→ **Input records**:
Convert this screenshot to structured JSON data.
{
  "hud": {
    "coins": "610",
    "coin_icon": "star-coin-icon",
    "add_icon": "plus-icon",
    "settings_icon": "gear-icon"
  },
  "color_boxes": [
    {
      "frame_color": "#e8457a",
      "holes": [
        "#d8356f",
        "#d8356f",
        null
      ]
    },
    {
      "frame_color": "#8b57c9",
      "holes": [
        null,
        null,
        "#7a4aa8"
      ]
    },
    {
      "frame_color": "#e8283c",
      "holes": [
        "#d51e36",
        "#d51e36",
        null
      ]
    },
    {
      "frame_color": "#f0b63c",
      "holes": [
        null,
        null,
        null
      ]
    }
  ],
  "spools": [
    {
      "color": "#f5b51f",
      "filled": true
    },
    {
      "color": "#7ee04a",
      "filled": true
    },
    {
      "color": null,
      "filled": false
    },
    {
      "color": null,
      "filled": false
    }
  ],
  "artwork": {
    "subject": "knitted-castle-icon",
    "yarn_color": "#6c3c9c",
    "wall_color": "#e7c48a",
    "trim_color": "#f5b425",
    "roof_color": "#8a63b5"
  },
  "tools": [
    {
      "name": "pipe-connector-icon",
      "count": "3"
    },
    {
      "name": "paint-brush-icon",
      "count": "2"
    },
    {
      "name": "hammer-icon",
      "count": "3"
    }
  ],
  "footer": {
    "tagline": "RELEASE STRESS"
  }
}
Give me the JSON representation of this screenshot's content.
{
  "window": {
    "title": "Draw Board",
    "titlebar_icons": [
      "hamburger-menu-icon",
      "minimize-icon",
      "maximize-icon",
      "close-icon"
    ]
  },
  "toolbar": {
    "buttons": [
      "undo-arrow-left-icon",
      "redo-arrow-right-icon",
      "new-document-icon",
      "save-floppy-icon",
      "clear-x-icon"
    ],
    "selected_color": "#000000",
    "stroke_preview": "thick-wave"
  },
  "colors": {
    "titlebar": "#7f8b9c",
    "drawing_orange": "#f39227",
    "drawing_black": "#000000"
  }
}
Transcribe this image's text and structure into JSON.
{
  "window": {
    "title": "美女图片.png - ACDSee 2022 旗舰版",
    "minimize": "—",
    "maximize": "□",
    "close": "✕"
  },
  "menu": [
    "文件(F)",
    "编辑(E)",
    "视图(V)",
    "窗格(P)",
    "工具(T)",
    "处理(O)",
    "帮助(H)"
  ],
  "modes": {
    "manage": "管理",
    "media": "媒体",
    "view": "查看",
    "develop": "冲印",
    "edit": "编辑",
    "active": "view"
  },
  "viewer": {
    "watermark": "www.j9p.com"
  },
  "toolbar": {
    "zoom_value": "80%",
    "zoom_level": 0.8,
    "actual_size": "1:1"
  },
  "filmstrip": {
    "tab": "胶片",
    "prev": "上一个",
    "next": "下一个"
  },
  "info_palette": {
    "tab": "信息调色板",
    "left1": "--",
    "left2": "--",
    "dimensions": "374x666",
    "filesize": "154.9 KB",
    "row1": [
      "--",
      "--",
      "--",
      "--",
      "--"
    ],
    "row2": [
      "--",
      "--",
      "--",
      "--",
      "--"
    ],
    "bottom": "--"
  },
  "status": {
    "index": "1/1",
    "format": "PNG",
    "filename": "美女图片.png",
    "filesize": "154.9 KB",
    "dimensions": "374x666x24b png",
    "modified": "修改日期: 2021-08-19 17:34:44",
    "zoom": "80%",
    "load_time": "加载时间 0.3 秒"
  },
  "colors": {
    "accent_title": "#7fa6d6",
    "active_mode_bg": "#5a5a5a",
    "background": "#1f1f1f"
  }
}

→ **Brief**:
From the preceding material, extract every line exactly.

→ **Answer to this problem**:
Convert this screenshot to structured JSON data.
{
  "hud": {
    "coins": "610",
    "coin_icon": "star-coin-icon",
    "add_icon": "plus-icon",
    "settings_icon": "gear-icon"
  },
  "color_boxes": [
    {
      "frame_color": "#e8457a",
      "holes": [
        "#d8356f",
        "#d8356f",
        null
      ]
    },
    {
      "frame_color": "#8b57c9",
      "holes": [
        null,
        null,
        "#7a4aa8"
      ]
    },
    {
      "frame_color": "#e8283c",
      "holes": [
        "#d51e36",
        "#d51e36",
        null
      ]
    },
    {
      "frame_color": "#f0b63c",
      "holes": [
        null,
        null,
        null
      ]
    }
  ],
  "spools": [
    {
      "color": "#f5b51f",
      "filled": true
    },
    {
      "color": "#7ee04a",
      "filled": true
    },
    {
      "color": null,
      "filled": false
    },
    {
      "color": null,
      "filled": false
    }
  ],
  "artwork": {
    "subject": "knitted-castle-icon",
    "yarn_color": "#6c3c9c",
    "wall_color": "#e7c48a",
    "trim_color": "#f5b425",
    "roof_color": "#8a63b5"
  },
  "tools": [
    {
      "name": "pipe-connector-icon",
      "count": "3"
    },
    {
      "name": "paint-brush-icon",
      "count": "2"
    },
    {
      "name": "hammer-icon",
      "count": "3"
    }
  ],
  "footer": {
    "tagline": "RELEASE STRESS"
  }
}
Give me the JSON representation of this screenshot's content.
{
  "window": {
    "title": "Draw Board",
    "titlebar_icons": [
      "hamburger-menu-icon",
      "minimize-icon",
      "maximize-icon",
      "close-icon"
    ]
  },
  "toolbar": {
    "buttons": [
      "undo-arrow-left-icon",
      "redo-arrow-right-icon",
      "new-document-icon",
      "save-floppy-icon",
      "clear-x-icon"
    ],
    "selected_color": "#000000",
    "stroke_preview": "thick-wave"
  },
  "colors": {
    "titlebar": "#7f8b9c",
    "drawing_orange": "#f39227",
    "drawing_black": "#000000"
  }
}
Transcribe this image's text and structure into JSON.
{
  "window": {
    "title": "美女图片.png - ACDSee 2022 旗舰版",
    "minimize": "—",
    "maximize": "□",
    "close": "✕"
  },
  "menu": [
    "文件(F)",
    "编辑(E)",
    "视图(V)",
    "窗格(P)",
    "工具(T)",
    "处理(O)",
    "帮助(H)"
  ],
  "modes": {
    "manage": "管理",
    "media": "媒体",
    "view": "查看",
    "develop": "冲印",
    "edit": "编辑",
    "active": "view"
  },
  "viewer": {
    "watermark": "www.j9p.com"
  },
  "toolbar": {
    "zoom_value": "80%",
    "zoom_level": 0.8,
    "actual_size": "1:1"
  },
  "filmstrip": {
    "tab": "胶片",
    "prev": "上一个",
    "next": "下一个"
  },
  "info_palette": {
    "tab": "信息调色板",
    "left1": "--",
    "left2": "--",
    "dimensions": "374x666",
    "filesize": "154.9 KB",
    "row1": [
      "--",
      "--",
      "--",
      "--",
      "--"
    ],
    "row2": [
      "--",
      "--",
      "--",
      "--",
      "--"
    ],
    "bottom": "--"
  },
  "status": {
    "index": "1/1",
    "format": "PNG",
    "filename": "美女图片.png",
    "filesize": "154.9 KB",
    "dimensions": "374x666x24b png",
    "modified": "修改日期: 2021-08-19 17:34:44",
    "zoom": "80%",
    "load_time": "加载时间 0.3 秒"
  },
  "colors": {
    "accent_title": "#7fa6d6",
    "active_mode_bg": "#5a5a5a",
    "background": "#1f1f1f"
  }
}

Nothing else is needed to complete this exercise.